_Task prompt_
Search the data below for the word "aber" and copy each line that holds it.

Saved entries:
......

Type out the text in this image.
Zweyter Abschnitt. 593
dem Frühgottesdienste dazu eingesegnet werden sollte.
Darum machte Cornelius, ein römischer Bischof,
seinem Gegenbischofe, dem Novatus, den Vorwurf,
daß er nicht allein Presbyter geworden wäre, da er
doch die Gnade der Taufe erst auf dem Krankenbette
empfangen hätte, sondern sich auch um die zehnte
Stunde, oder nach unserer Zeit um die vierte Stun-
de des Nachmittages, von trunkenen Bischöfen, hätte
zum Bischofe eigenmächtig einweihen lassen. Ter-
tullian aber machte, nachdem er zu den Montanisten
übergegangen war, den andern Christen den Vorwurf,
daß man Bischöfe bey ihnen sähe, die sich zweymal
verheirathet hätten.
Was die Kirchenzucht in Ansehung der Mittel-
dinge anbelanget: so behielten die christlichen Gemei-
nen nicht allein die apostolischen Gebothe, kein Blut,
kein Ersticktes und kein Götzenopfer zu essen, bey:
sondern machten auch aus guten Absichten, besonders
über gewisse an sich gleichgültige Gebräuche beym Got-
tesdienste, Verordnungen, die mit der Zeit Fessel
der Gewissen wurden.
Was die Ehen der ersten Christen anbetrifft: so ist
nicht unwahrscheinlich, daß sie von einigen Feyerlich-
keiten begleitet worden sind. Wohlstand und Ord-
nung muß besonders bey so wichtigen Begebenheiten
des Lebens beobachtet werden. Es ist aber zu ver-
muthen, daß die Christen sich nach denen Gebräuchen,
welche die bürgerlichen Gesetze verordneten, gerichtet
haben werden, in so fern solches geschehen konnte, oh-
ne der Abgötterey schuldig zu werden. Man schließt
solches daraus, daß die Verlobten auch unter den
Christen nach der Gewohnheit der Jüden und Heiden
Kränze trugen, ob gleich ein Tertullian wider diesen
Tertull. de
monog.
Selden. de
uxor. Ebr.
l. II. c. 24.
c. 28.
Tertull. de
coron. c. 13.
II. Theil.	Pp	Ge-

......

_Finished exercise_
tullian aber machte, nachdem er zu den Montanisten
des Lebens beobachtet werden. Es ist aber zu ver-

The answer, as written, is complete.